>> Begin Given records

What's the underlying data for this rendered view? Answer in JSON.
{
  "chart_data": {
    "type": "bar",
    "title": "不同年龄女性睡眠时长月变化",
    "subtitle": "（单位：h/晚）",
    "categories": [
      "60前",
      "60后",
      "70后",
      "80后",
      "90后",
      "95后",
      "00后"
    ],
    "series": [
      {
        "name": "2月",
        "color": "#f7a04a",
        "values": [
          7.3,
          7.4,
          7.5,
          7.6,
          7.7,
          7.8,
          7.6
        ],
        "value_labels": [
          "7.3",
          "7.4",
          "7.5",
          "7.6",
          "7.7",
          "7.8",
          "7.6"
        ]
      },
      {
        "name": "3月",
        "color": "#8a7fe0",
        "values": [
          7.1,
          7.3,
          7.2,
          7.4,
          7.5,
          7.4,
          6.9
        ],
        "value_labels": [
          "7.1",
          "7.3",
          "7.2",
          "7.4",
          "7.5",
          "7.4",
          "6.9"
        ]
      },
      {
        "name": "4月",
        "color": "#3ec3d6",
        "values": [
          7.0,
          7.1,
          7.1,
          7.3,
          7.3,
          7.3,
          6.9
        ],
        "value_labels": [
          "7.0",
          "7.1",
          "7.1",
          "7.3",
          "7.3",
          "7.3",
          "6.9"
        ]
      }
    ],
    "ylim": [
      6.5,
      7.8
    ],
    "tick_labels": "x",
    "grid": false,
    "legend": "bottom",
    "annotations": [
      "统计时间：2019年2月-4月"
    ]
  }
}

>> End Given records

Direction:
Identify the lines in the entries above that contain "color", then copy them out.

Right answer:
        "color": "#f7a04a",
        "color": "#8a7fe0",
        "color": "#3ec3d6",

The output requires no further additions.